Start SUPPLIED DATA

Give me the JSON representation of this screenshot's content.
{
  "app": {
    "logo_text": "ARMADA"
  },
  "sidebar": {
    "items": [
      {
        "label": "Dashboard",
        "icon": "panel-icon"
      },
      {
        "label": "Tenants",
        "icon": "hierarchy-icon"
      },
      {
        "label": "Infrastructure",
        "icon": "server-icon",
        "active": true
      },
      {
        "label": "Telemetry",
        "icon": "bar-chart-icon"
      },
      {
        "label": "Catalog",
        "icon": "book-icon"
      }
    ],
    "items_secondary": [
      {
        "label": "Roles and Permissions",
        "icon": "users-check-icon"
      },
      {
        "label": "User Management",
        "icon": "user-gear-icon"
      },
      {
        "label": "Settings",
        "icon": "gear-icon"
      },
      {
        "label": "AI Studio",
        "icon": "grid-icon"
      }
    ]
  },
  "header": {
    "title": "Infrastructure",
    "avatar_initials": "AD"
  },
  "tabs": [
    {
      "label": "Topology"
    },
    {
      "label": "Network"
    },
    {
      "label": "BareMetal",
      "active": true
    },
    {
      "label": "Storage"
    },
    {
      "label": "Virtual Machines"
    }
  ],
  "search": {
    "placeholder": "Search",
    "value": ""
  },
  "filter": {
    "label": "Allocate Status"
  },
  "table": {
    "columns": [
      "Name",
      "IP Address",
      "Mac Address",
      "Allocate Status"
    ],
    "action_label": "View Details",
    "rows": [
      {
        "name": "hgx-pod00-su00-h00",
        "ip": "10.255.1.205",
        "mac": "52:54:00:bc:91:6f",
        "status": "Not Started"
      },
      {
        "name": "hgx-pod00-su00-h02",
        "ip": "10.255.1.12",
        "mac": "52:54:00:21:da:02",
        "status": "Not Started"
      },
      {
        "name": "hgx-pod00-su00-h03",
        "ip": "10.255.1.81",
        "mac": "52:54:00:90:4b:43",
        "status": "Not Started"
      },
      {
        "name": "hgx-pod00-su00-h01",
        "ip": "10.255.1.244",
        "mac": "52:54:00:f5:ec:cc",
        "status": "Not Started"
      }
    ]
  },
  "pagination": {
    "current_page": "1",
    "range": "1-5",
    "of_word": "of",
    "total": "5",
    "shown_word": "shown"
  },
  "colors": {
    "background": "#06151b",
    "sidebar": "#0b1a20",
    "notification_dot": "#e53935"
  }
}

End SUPPLIED DATA

▸ **SHORT EXERCISE**
Working from the entries above, return all lines that contain "Infrastructure".

▸ **FINAL ANSWER**
        "label": "Infrastructure",
    "title": "Infrastructure",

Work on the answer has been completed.